What the task asks: Find the lines that contain the word "icon" and copy each one.

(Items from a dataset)
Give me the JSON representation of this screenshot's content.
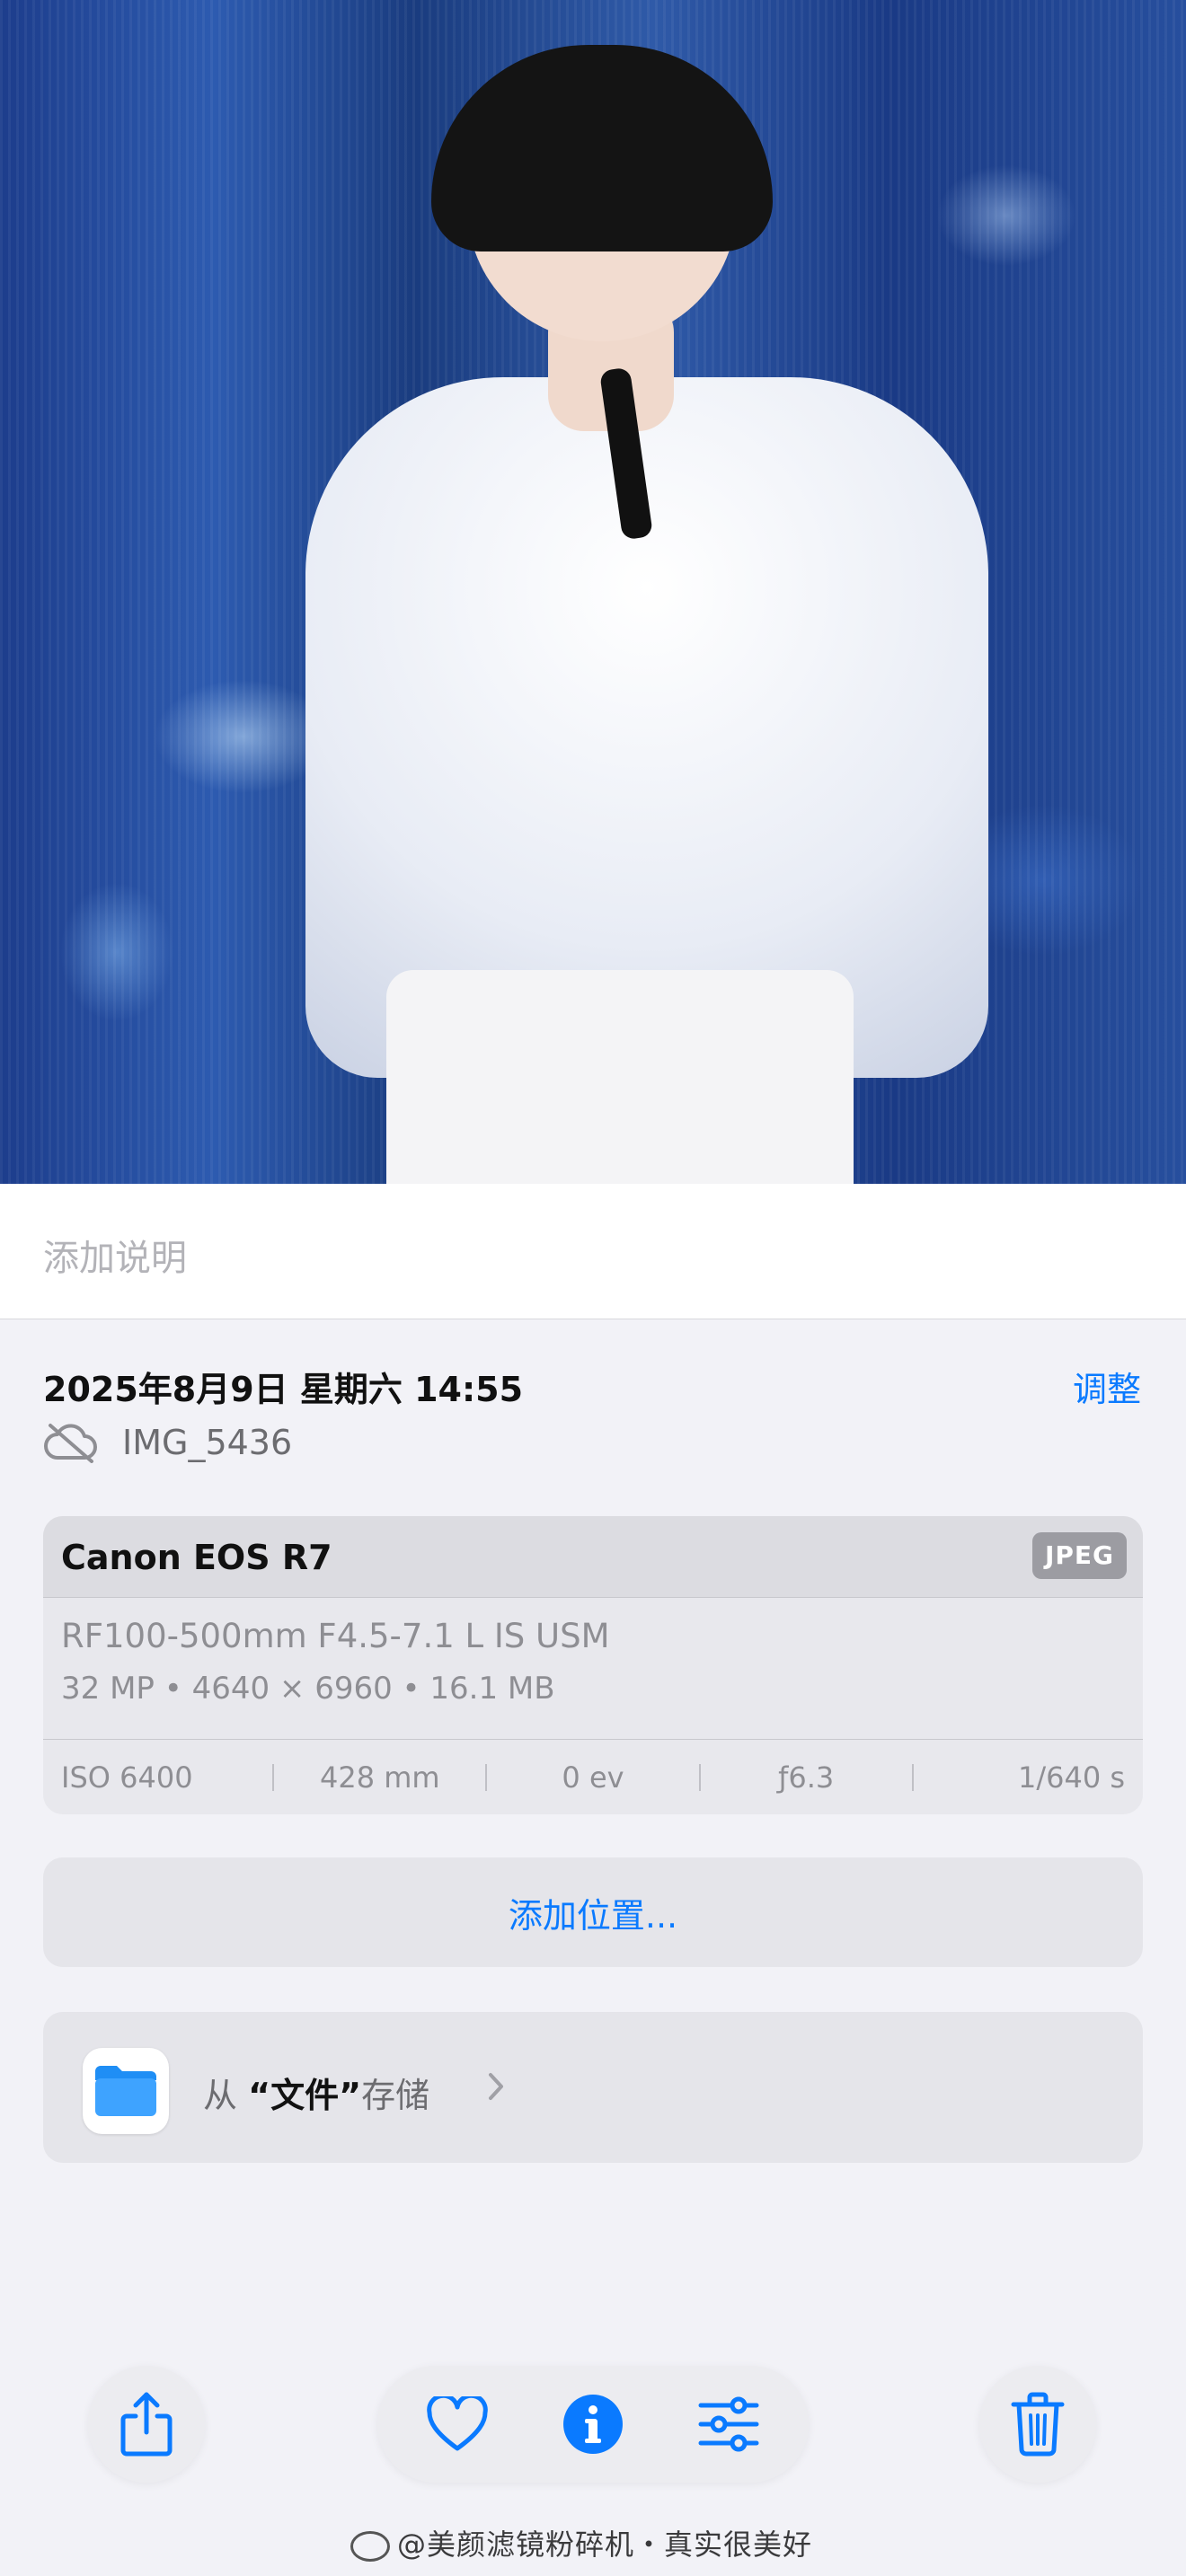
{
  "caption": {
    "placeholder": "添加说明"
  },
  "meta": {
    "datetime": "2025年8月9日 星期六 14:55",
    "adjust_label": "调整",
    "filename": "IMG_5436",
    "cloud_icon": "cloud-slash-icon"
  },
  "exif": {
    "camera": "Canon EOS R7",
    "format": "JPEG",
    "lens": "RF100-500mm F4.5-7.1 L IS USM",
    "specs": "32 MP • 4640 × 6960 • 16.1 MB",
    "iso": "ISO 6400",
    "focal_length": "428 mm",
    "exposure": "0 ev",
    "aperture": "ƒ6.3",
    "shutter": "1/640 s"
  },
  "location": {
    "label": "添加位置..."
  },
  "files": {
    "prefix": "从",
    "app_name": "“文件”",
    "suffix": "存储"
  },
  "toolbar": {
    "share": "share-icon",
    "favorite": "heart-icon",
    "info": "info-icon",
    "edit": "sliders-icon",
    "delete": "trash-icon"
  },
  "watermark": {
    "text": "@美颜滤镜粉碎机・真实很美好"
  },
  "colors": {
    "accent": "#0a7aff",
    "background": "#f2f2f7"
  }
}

Solution to the problem:
    "cloud_icon": "cloud-slash-icon"
    "share": "share-icon",
    "favorite": "heart-icon",
    "info": "info-icon",
    "edit": "sliders-icon",
    "delete": "trash-icon"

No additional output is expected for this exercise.